- [To be done]: Each record must be reproduced exactly as it is shown.

- [Extracted records]:
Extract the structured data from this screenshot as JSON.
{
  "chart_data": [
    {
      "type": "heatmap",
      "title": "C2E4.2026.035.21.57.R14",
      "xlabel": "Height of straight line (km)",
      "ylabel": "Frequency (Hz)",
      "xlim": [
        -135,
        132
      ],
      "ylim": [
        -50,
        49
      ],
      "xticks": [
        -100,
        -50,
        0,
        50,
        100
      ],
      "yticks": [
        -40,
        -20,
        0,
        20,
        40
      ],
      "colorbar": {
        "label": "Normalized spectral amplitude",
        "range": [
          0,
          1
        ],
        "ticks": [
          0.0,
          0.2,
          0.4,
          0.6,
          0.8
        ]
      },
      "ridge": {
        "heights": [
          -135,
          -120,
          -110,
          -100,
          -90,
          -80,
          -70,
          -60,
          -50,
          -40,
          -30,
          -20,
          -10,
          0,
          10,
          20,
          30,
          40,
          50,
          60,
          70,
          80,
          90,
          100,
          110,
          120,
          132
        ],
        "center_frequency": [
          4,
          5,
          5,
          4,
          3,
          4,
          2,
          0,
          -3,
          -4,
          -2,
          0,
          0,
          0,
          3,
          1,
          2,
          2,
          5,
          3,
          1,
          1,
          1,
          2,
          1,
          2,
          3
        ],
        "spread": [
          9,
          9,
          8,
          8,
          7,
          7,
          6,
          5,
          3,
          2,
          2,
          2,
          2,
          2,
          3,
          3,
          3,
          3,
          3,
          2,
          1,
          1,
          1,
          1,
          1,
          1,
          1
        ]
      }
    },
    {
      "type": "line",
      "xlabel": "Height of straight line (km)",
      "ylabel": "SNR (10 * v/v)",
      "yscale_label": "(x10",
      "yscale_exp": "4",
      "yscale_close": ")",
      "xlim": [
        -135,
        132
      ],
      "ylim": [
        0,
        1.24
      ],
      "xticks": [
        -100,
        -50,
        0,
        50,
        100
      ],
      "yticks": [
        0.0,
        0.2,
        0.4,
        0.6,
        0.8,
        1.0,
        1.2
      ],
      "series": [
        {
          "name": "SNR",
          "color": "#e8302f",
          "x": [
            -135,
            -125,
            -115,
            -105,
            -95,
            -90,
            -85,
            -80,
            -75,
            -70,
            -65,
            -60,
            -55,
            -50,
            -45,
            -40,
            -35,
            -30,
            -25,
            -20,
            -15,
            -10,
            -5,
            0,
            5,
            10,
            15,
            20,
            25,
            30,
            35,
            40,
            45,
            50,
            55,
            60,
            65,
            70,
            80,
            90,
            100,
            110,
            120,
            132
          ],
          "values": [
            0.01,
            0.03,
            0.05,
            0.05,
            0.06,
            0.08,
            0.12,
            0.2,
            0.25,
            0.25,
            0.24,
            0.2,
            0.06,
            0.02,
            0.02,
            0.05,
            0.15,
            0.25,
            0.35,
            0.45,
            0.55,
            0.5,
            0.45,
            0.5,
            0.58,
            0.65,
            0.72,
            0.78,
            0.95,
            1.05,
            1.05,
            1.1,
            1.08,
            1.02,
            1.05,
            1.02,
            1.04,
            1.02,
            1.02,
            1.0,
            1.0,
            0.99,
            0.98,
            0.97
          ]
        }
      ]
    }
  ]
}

- [Task answer]:
Extract the structured data from this screenshot as JSON.
{
  "chart_data": [
    {
      "type": "heatmap",
      "title": "C2E4.2026.035.21.57.R14",
      "xlabel": "Height of straight line (km)",
      "ylabel": "Frequency (Hz)",
      "xlim": [
        -135,
        132
      ],
      "ylim": [
        -50,
        49
      ],
      "xticks": [
        -100,
        -50,
        0,
        50,
        100
      ],
      "yticks": [
        -40,
        -20,
        0,
        20,
        40
      ],
      "colorbar": {
        "label": "Normalized spectral amplitude",
        "range": [
          0,
          1
        ],
        "ticks": [
          0.0,
          0.2,
          0.4,
          0.6,
          0.8
        ]
      },
      "ridge": {
        "heights": [
          -135,
          -120,
          -110,
          -100,
          -90,
          -80,
          -70,
          -60,
          -50,
          -40,
          -30,
          -20,
          -10,
          0,
          10,
          20,
          30,
          40,
          50,
          60,
          70,
          80,
          90,
          100,
          110,
          120,
          132
        ],
        "center_frequency": [
          4,
          5,
          5,
          4,
          3,
          4,
          2,
          0,
          -3,
          -4,
          -2,
          0,
          0,
          0,
          3,
          1,
          2,
          2,
          5,
          3,
          1,
          1,
          1,
          2,
          1,
          2,
          3
        ],
        "spread": [
          9,
          9,
          8,
          8,
          7,
          7,
          6,
          5,
          3,
          2,
          2,
          2,
          2,
          2,
          3,
          3,
          3,
          3,
          3,
          2,
          1,
          1,
          1,
          1,
          1,
          1,
          1
        ]
      }
    },
    {
      "type": "line",
      "xlabel": "Height of straight line (km)",
      "ylabel": "SNR (10 * v/v)",
      "yscale_label": "(x10",
      "yscale_exp": "4",
      "yscale_close": ")",
      "xlim": [
        -135,
        132
      ],
      "ylim": [
        0,
        1.24
      ],
      "xticks": [
        -100,
        -50,
        0,
        50,
        100
      ],
      "yticks": [
        0.0,
        0.2,
        0.4,
        0.6,
        0.8,
        1.0,
        1.2
      ],
      "series": [
        {
          "name": "SNR",
          "color": "#e8302f",
          "x": [
            -135,
            -125,
            -115,
            -105,
            -95,
            -90,
            -85,
            -80,
            -75,
            -70,
            -65,
            -60,
            -55,
            -50,
            -45,
            -40,
            -35,
            -30,
            -25,
            -20,
            -15,
            -10,
            -5,
            0,
            5,
            10,
            15,
            20,
            25,
            30,
            35,
            40,
            45,
            50,
            55,
            60,
            65,
            70,
            80,
            90,
            100,
            110,
            120,
            132
          ],
          "values": [
            0.01,
            0.03,
            0.05,
            0.05,
            0.06,
            0.08,
            0.12,
            0.2,
            0.25,
            0.25,
            0.24,
            0.2,
            0.06,
            0.02,
            0.02,
            0.05,
            0.15,
            0.25,
            0.35,
            0.45,
            0.55,
            0.5,
            0.45,
            0.5,
            0.58,
            0.65,
            0.72,
            0.78,
            0.95,
            1.05,
            1.05,
            1.1,
            1.08,
            1.02,
            1.05,
            1.02,
            1.04,
            1.02,
            1.02,
            1.0,
            1.0,
            0.99,
            0.98,
            0.97
          ]
        }
      ]
    }
  ]
}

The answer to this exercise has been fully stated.